INPUT RECORDS:
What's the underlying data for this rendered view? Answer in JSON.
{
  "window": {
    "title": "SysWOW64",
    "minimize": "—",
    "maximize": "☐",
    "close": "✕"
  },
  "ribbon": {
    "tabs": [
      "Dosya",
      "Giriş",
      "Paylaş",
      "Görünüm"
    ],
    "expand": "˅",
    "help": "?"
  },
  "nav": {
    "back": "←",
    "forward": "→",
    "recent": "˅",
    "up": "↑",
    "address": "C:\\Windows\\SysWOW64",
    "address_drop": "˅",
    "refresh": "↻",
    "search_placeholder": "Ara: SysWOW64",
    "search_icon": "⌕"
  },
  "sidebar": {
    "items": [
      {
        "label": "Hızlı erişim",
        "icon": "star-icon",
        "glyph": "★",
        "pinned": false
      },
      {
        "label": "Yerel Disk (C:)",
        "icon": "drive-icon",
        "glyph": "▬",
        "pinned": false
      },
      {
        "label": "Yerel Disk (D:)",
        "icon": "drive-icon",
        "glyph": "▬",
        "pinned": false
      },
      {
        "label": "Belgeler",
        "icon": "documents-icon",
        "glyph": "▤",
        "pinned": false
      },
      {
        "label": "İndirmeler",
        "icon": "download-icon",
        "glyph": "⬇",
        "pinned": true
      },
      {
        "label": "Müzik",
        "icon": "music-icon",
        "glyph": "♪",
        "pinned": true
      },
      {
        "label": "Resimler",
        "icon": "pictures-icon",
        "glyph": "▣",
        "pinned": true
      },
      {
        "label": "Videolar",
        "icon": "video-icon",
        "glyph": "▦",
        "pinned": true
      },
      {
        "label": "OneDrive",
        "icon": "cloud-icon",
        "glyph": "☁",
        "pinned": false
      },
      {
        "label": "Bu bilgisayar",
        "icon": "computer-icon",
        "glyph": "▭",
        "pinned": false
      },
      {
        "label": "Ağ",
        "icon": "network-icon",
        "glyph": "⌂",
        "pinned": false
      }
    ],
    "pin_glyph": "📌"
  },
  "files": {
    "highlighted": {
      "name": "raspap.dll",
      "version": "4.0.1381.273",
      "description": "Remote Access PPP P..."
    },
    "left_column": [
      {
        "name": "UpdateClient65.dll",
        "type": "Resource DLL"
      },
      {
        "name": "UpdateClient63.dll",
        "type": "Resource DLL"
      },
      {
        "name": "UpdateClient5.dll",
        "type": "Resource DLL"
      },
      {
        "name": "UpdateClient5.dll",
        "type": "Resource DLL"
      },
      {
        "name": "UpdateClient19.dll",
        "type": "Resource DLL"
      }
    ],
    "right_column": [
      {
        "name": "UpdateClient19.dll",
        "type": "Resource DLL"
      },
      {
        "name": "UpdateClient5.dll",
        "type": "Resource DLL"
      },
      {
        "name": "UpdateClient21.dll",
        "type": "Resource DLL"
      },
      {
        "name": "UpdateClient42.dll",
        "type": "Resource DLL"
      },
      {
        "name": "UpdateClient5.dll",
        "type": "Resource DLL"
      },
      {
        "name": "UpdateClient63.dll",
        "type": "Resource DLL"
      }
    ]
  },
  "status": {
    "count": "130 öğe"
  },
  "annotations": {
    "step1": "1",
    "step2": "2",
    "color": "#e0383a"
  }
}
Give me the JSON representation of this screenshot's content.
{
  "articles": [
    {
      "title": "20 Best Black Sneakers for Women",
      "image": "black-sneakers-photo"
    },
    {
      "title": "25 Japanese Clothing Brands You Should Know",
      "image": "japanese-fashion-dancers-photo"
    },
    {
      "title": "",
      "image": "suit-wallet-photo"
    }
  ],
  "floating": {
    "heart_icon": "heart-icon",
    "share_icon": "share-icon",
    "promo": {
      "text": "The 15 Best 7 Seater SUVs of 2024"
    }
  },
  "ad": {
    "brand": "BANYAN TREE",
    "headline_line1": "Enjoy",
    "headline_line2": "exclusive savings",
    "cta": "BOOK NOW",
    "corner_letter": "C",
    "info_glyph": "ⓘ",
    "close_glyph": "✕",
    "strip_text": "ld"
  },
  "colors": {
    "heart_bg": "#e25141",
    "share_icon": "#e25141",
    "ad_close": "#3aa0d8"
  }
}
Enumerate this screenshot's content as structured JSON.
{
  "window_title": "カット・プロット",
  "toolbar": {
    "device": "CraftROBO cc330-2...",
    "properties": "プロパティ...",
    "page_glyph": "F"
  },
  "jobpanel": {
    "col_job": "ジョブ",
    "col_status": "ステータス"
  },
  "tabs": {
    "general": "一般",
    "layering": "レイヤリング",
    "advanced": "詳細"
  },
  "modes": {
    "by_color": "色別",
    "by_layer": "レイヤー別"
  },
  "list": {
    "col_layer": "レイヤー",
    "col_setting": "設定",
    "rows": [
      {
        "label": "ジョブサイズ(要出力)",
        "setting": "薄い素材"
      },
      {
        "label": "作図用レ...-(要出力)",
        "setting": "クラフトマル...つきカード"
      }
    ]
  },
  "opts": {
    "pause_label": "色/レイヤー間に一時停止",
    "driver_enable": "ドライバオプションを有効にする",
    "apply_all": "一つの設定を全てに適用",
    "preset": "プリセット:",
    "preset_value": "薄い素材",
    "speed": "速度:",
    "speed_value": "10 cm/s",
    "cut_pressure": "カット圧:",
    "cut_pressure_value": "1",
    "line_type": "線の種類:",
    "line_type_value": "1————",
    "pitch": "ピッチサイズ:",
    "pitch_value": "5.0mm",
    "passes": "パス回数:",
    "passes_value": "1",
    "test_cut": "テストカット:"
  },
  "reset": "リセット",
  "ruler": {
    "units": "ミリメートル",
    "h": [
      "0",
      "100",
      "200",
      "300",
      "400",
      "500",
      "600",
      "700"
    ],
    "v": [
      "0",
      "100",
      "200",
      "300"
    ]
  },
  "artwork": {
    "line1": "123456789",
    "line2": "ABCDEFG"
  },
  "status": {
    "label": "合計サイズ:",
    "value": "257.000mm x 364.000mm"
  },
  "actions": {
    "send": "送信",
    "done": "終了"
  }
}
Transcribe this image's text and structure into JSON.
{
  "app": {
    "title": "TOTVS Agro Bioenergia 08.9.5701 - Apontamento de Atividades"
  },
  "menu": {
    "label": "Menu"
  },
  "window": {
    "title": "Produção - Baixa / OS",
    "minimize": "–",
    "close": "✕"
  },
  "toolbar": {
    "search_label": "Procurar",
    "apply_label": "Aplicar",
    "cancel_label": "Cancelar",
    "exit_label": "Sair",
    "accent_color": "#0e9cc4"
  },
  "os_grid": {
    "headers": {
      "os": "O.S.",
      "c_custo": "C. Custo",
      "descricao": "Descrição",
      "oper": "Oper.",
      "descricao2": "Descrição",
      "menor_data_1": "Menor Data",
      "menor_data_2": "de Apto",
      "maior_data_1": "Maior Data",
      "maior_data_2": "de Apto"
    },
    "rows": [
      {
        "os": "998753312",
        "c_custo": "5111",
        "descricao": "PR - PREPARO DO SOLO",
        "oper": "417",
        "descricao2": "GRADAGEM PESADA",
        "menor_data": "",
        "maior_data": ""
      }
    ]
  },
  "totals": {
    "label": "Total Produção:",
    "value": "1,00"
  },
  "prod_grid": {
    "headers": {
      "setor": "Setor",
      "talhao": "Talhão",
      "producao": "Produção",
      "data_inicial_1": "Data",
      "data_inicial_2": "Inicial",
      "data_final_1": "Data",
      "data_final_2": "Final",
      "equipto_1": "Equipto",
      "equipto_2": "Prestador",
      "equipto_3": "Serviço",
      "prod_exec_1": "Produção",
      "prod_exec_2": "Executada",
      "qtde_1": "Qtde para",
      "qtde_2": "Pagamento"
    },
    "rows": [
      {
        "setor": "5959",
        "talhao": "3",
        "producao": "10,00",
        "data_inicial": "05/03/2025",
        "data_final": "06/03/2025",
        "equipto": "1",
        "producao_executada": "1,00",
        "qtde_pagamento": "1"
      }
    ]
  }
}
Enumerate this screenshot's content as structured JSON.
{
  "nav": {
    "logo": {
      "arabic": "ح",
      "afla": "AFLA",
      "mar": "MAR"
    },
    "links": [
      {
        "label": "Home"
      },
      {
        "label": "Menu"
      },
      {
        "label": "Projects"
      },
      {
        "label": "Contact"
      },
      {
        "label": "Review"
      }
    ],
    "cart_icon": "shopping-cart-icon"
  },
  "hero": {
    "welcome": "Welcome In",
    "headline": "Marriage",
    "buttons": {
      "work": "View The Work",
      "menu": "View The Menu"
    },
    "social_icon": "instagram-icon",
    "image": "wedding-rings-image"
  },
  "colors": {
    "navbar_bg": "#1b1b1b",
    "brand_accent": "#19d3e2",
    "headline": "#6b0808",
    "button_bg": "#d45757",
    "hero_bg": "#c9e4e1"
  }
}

WORK TO DO:
Find the lines with the string "photo" and reproduce them.

PROBLEM SOLUTION:
      "image": "black-sneakers-photo"
      "image": "japanese-fashion-dancers-photo"
      "image": "suit-wallet-photo"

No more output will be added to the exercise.